Stored items from a collection
========

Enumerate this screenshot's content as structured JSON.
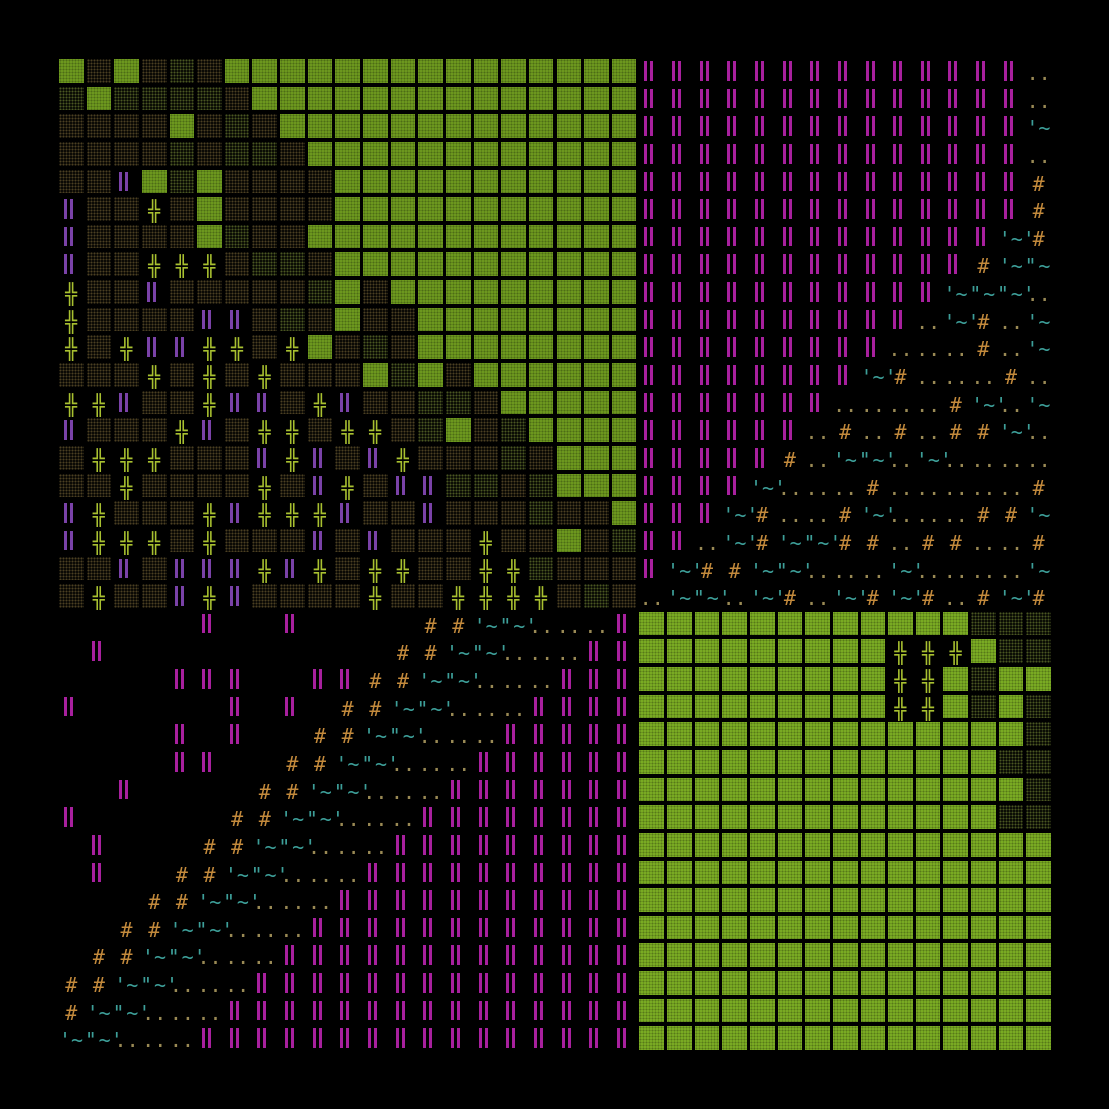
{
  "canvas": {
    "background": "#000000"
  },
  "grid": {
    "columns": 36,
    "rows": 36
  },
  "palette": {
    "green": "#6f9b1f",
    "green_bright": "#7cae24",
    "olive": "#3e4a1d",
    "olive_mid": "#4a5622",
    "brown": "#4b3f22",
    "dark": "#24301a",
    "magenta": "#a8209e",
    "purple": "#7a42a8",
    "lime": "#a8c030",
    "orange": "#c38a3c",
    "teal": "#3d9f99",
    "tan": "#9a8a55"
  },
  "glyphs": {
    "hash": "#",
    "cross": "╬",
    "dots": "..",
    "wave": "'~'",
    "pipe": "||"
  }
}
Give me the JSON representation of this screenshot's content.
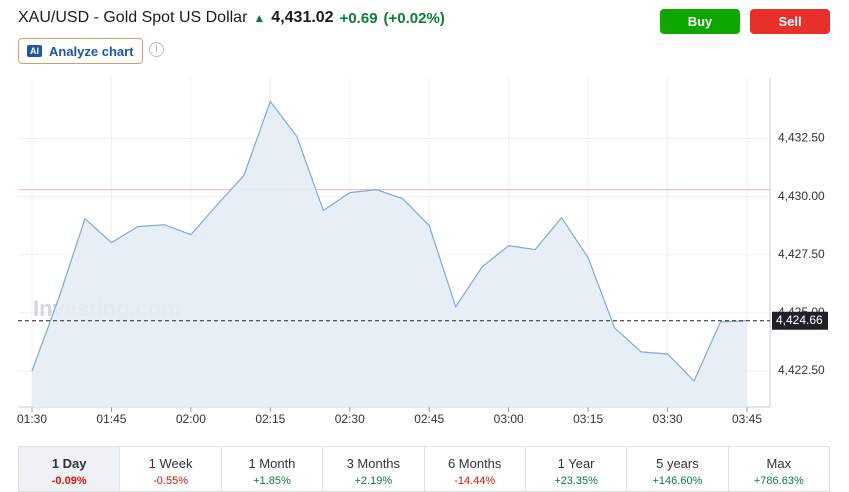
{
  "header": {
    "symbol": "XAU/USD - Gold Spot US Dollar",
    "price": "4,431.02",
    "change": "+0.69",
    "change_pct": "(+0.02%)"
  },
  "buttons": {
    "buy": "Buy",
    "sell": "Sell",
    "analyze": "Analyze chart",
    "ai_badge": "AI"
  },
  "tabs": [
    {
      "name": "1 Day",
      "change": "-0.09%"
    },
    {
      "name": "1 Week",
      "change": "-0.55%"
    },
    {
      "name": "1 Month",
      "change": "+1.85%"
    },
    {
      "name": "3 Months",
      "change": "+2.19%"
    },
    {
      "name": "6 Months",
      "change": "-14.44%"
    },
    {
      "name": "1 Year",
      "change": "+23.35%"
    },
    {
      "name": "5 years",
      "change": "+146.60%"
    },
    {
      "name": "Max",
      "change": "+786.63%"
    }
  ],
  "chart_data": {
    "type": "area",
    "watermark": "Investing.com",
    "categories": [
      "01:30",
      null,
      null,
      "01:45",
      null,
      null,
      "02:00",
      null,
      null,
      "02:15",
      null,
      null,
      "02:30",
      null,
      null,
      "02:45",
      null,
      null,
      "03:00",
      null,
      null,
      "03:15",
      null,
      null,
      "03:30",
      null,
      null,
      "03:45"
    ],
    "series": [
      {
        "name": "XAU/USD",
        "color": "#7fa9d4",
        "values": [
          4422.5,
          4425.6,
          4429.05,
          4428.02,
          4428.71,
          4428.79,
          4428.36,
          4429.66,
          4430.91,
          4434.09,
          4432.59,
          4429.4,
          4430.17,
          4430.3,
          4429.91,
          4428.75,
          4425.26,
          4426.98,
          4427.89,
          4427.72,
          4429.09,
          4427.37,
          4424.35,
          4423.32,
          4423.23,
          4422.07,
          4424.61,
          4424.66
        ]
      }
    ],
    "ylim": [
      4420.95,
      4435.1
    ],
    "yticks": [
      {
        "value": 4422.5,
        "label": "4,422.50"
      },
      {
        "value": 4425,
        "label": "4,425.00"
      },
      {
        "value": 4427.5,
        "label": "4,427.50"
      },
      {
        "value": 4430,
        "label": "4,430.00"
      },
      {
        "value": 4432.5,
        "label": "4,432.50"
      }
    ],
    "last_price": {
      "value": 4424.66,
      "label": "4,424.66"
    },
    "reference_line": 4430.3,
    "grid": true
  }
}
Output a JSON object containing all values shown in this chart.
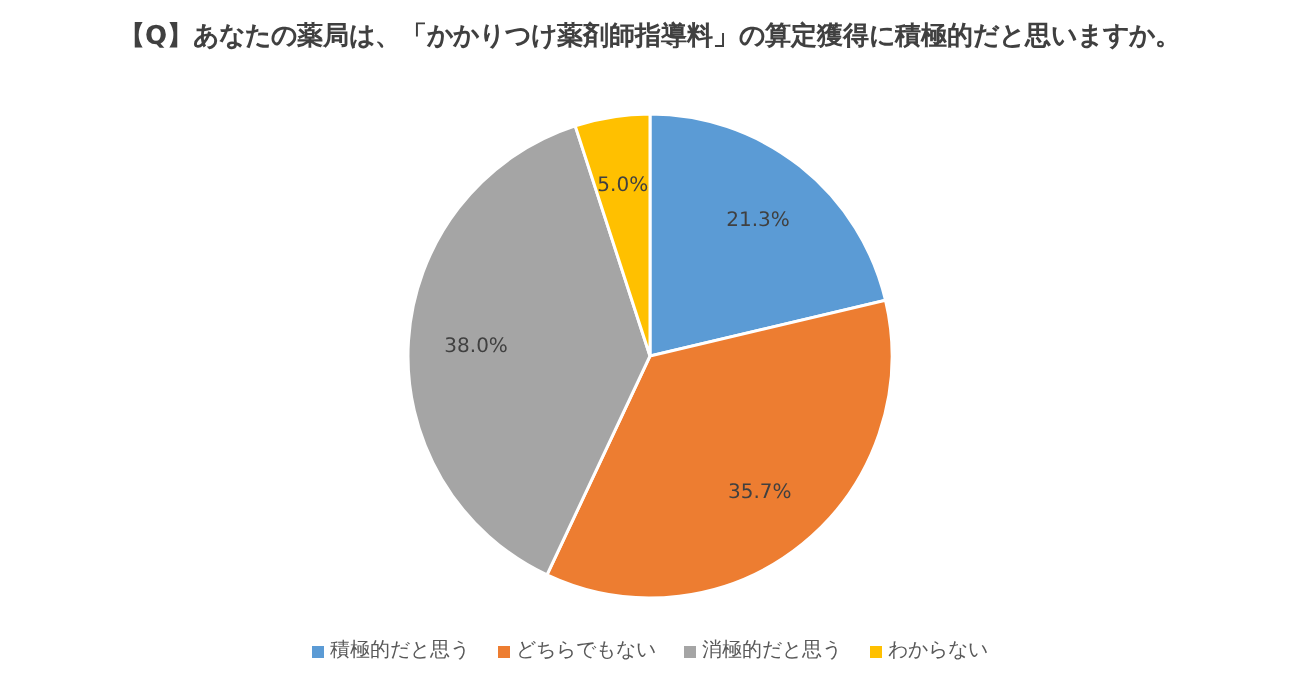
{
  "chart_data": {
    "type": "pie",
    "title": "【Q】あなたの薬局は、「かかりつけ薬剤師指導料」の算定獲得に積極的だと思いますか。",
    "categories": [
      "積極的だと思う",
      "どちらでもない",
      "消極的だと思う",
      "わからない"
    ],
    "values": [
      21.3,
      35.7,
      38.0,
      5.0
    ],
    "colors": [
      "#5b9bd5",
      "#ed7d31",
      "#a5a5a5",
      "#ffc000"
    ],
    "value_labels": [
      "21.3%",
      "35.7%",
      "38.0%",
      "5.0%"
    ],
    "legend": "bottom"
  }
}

========

What this task involves ::
In the records above, locate each line with the word "values". Copy all such lines.

Task response ::
        "values": [
Output a JSON object containing all values shown in this chart.
    "values": [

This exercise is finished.